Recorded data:
———

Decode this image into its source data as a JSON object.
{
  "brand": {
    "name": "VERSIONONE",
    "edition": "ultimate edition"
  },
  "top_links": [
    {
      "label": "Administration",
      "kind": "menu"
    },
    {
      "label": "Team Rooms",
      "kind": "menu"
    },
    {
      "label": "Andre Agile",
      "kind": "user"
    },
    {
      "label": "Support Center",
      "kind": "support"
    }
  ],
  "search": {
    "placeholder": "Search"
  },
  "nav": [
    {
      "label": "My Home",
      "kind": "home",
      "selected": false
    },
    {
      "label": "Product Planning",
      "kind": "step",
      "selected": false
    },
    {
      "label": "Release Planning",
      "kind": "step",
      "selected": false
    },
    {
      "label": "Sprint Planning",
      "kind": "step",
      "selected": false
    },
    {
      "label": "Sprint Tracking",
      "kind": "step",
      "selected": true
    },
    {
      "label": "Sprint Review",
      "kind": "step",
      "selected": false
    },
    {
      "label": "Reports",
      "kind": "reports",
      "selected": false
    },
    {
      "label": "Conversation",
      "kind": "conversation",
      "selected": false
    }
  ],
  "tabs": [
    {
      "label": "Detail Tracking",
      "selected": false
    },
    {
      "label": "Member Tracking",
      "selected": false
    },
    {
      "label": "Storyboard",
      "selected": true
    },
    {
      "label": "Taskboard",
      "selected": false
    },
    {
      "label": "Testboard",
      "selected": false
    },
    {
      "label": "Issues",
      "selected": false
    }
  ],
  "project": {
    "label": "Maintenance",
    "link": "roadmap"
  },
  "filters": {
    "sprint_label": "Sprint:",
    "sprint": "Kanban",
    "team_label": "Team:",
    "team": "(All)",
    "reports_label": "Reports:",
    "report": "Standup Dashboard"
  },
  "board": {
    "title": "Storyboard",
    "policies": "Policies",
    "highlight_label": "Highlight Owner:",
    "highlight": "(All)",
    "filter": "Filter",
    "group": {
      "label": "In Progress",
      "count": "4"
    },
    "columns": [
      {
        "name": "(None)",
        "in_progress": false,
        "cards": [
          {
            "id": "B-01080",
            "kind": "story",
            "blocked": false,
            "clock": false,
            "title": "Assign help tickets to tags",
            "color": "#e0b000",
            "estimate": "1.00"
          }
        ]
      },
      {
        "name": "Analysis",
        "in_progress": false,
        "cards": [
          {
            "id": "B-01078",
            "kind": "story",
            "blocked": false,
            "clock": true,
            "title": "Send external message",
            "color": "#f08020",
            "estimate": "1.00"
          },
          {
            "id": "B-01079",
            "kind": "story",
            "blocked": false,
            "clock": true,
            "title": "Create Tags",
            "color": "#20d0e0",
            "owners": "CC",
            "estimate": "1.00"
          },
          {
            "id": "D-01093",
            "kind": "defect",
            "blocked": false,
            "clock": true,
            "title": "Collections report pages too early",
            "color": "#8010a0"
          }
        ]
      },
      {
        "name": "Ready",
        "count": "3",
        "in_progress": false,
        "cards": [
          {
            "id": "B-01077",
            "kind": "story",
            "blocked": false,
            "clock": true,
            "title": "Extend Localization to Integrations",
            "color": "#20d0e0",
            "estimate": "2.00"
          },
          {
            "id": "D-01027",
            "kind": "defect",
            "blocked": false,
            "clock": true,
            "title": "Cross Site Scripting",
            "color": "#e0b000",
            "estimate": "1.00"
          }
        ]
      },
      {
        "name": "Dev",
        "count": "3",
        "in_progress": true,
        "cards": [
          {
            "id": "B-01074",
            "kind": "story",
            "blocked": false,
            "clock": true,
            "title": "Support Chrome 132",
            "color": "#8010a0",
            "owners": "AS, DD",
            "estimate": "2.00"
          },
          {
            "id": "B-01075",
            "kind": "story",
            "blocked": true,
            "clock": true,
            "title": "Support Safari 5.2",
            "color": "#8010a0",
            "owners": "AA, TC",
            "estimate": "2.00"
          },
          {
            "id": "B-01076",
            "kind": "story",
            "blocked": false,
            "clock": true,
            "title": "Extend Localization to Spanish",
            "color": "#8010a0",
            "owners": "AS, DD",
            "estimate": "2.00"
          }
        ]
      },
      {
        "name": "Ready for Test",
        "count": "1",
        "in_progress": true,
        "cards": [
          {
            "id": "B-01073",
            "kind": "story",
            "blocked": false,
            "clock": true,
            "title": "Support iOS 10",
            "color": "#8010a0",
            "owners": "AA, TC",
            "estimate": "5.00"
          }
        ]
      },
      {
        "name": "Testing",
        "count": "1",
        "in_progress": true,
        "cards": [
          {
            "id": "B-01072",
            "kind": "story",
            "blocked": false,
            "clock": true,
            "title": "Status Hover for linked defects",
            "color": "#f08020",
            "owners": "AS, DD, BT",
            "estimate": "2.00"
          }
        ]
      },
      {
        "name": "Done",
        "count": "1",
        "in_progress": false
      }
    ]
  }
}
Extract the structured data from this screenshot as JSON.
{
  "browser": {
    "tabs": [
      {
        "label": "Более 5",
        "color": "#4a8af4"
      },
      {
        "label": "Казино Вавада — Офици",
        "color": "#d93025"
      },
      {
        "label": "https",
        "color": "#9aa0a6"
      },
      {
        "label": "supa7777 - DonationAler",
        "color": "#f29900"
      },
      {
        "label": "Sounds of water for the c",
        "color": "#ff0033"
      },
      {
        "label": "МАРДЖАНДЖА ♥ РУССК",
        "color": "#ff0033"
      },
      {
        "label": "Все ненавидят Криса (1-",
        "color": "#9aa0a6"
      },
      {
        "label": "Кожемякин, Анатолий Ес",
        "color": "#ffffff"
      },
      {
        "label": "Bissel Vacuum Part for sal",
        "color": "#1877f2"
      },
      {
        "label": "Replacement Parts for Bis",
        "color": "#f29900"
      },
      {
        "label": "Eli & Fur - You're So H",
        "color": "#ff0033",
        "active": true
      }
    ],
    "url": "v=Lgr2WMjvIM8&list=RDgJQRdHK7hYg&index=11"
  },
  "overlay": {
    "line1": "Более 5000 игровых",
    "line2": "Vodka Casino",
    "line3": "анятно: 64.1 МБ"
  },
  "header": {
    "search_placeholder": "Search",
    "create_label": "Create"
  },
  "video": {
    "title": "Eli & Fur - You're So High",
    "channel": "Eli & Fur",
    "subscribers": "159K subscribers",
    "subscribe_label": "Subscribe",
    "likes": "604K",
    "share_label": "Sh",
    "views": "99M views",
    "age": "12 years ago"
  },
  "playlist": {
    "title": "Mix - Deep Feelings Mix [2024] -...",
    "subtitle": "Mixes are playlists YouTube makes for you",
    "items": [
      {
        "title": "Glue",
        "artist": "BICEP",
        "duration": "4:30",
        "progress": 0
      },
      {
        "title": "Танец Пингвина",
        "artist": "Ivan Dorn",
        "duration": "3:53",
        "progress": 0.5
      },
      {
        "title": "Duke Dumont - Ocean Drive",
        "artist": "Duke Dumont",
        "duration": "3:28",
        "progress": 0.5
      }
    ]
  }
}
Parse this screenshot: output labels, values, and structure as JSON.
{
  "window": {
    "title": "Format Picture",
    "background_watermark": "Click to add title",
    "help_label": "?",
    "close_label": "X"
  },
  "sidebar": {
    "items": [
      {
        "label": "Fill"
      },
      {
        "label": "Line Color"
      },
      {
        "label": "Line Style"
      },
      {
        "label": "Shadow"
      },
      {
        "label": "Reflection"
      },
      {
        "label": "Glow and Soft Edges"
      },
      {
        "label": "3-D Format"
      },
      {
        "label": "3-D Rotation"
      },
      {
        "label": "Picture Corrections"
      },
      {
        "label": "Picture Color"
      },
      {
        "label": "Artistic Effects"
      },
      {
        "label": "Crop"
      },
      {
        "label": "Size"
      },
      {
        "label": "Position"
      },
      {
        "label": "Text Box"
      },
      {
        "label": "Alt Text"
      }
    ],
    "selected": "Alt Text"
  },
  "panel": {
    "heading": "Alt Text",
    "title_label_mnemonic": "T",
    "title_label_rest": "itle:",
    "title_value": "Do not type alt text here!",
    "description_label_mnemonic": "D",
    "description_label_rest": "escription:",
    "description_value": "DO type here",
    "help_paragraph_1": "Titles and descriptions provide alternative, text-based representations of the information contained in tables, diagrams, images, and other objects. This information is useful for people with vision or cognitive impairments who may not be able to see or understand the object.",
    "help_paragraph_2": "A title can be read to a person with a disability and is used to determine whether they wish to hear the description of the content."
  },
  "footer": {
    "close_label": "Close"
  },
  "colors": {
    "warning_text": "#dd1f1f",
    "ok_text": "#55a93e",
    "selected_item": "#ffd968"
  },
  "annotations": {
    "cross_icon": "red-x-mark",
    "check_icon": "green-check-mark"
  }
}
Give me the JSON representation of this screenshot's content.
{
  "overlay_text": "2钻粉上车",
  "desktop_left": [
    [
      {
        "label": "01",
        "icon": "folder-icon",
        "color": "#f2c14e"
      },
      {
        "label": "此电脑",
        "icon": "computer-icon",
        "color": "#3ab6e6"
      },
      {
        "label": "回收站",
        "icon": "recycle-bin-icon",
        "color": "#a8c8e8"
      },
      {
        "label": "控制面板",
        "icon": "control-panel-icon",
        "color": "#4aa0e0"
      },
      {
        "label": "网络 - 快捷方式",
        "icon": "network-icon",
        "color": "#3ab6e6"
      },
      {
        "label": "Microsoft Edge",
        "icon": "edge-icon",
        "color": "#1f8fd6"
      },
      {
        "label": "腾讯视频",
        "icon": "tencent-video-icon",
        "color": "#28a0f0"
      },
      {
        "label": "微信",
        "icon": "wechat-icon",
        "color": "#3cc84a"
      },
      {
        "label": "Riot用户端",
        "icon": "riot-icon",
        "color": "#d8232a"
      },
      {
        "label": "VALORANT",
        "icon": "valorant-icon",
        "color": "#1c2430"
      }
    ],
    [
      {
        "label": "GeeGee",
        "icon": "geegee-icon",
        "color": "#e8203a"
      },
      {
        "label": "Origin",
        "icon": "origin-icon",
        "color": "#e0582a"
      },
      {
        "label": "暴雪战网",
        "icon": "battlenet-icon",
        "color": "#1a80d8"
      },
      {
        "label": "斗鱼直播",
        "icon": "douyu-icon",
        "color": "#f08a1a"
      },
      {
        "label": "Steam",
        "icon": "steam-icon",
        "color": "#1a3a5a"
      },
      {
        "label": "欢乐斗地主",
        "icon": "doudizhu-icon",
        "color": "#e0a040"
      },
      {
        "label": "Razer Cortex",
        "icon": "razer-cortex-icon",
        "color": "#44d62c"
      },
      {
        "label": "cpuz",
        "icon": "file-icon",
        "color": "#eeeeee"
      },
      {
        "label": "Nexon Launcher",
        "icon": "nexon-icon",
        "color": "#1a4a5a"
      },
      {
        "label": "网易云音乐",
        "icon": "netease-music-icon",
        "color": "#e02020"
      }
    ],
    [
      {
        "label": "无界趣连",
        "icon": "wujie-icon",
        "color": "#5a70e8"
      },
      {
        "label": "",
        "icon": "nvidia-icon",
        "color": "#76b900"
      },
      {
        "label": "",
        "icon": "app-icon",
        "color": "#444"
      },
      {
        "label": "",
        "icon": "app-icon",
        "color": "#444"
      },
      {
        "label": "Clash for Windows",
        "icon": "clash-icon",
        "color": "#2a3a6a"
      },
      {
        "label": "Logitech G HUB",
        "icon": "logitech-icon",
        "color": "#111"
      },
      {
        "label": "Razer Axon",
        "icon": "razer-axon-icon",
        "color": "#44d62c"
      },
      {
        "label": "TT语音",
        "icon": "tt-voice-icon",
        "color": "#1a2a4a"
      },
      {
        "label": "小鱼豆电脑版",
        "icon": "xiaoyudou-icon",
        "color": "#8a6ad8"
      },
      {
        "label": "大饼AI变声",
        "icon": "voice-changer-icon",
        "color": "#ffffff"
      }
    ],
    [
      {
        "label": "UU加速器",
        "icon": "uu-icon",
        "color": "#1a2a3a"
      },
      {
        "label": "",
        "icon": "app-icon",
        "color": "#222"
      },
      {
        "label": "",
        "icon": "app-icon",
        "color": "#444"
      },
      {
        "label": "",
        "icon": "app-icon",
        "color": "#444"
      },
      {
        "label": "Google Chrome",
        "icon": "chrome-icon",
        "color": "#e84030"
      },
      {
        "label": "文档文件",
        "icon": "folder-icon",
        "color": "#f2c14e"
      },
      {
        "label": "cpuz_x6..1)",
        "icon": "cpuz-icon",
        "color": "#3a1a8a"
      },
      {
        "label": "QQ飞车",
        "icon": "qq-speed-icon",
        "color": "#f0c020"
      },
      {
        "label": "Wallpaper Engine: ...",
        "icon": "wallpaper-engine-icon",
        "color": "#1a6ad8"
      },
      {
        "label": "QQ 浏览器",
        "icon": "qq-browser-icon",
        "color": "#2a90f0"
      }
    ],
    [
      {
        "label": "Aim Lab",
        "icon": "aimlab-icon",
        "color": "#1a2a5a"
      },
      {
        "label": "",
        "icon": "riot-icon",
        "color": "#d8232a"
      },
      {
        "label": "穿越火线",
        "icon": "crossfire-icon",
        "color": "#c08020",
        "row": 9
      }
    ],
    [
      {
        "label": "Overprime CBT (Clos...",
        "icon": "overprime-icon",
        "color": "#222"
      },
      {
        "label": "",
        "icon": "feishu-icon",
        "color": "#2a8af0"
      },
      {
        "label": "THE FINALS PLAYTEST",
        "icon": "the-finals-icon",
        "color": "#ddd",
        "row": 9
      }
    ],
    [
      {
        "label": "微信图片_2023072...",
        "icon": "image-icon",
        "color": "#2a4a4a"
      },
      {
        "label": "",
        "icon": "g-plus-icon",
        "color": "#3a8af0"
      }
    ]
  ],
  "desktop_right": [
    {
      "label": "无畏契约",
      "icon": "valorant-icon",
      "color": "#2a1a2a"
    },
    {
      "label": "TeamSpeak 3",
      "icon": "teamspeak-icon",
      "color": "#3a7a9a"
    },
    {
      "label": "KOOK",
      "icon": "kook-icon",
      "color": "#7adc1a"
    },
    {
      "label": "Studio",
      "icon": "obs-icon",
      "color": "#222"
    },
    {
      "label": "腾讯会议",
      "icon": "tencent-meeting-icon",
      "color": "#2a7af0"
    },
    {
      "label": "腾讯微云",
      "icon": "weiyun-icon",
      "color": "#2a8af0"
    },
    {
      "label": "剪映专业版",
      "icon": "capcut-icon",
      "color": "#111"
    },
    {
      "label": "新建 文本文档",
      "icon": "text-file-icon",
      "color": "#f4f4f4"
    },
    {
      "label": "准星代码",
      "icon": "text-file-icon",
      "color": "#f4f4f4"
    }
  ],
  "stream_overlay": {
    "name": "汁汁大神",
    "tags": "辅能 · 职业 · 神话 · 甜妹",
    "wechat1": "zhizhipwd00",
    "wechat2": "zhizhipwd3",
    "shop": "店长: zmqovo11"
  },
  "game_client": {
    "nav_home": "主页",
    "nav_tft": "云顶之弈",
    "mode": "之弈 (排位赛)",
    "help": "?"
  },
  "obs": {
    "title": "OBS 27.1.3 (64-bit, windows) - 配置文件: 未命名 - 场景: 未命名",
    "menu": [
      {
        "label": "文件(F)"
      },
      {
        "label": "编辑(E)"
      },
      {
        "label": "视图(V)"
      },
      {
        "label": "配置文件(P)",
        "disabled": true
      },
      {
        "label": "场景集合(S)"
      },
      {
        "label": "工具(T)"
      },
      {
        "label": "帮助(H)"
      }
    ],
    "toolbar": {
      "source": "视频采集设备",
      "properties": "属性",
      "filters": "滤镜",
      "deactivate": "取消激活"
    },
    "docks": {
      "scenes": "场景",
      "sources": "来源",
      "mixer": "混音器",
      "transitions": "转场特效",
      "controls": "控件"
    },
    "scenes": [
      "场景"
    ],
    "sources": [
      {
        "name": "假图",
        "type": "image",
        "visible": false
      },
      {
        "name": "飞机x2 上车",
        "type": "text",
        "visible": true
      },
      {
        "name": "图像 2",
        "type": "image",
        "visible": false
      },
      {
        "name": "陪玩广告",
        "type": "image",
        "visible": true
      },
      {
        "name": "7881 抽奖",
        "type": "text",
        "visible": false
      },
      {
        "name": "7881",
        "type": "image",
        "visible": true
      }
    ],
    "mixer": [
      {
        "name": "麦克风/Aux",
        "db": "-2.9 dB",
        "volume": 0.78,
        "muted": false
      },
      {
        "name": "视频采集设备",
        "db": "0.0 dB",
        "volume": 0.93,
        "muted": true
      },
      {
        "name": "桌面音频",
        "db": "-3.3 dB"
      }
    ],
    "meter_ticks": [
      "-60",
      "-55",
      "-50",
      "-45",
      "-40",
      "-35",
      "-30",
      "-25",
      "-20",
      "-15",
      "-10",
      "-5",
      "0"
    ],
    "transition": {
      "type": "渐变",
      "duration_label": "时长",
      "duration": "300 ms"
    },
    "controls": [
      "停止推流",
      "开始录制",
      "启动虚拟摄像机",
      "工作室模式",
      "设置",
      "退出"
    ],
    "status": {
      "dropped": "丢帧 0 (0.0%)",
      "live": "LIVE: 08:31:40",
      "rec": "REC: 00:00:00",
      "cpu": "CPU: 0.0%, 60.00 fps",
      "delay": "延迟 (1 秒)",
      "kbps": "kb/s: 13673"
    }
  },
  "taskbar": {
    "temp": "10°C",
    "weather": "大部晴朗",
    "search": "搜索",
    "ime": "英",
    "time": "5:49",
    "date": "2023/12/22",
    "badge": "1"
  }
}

———

GOAL
Copy all lines from the data that hold the word "Localization".

EXERCISE RESPONSE
            "title": "Extend Localization to Integrations",
            "title": "Extend Localization to Spanish",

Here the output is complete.